RECORDED DATA:
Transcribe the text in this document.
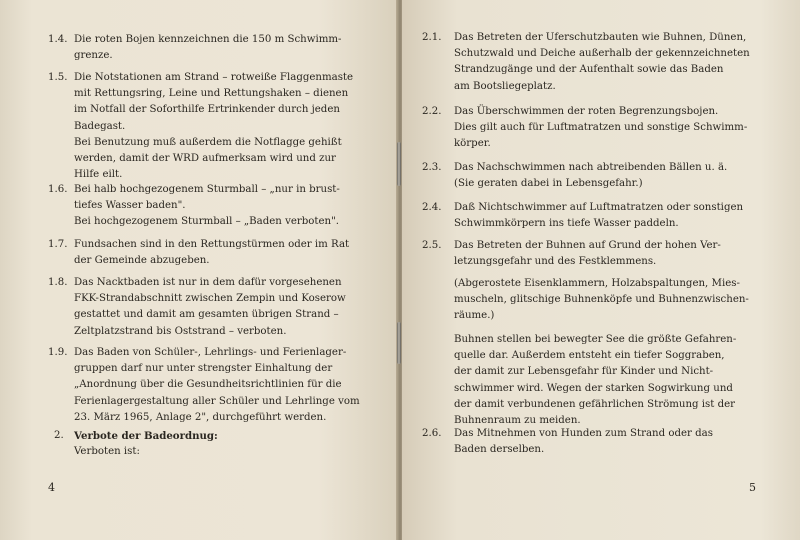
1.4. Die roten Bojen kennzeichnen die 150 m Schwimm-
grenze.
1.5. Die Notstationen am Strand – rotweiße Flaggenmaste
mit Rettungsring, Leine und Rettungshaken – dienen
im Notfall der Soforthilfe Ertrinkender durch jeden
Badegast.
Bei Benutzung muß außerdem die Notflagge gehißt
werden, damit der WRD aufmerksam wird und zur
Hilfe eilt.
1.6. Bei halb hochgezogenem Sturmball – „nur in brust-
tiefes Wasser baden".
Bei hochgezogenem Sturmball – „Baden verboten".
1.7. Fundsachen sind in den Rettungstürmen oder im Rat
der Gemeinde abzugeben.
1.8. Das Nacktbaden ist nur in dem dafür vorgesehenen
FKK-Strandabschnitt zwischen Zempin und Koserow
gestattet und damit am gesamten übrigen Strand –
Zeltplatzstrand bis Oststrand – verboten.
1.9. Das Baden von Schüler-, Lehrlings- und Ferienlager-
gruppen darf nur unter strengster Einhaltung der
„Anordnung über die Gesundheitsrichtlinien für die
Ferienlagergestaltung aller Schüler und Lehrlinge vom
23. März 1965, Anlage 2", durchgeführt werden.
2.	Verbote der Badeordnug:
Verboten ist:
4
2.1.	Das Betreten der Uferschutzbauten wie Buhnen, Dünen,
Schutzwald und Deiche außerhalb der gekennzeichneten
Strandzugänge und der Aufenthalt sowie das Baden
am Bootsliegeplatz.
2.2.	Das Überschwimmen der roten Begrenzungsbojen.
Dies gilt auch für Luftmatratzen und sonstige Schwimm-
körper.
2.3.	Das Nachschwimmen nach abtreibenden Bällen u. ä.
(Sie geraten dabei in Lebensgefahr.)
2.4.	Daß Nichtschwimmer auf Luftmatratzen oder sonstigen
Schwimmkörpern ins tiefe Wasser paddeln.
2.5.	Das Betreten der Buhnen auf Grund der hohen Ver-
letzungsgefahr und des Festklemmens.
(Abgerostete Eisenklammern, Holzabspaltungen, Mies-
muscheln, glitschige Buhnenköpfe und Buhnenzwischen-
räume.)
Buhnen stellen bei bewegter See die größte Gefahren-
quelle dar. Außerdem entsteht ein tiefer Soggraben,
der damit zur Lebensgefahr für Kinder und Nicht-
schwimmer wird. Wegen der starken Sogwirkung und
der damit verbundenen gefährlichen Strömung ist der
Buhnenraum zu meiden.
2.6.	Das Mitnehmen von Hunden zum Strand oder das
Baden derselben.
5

* * *

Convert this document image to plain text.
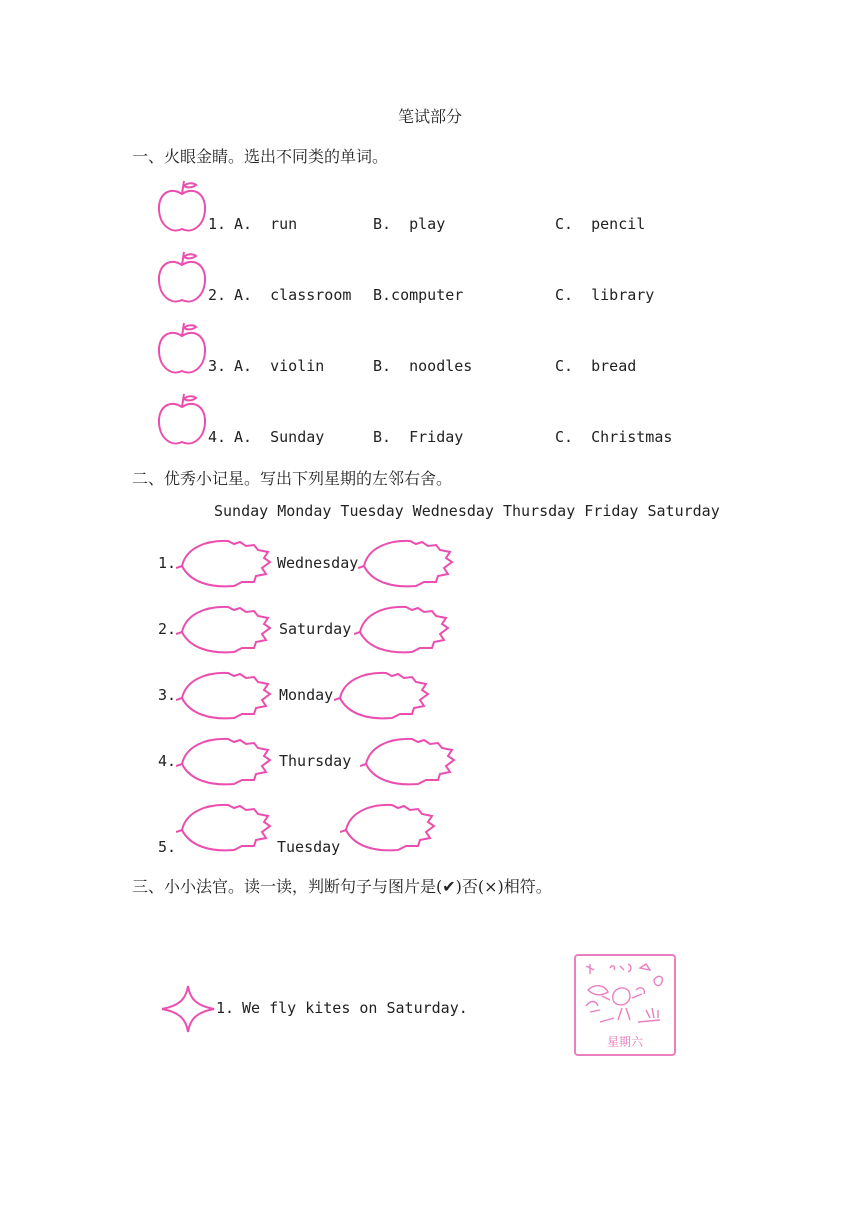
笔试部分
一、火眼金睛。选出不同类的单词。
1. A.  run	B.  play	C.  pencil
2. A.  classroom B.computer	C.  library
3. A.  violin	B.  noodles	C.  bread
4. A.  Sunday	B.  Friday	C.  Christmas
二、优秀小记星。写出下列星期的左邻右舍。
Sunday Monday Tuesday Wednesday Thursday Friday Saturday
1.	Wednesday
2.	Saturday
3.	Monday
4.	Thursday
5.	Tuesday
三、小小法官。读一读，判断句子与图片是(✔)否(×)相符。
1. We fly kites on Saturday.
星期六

* * *

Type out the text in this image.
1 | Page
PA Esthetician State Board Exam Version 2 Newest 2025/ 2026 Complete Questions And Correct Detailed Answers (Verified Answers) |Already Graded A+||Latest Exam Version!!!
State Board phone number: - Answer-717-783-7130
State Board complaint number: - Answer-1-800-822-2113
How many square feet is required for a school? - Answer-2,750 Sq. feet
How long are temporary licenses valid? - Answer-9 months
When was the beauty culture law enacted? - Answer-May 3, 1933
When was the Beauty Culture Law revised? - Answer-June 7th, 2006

WRITTEN PROBLEM: Report only the number of lines that hold the word "oder".

TASK OUTPUT: 3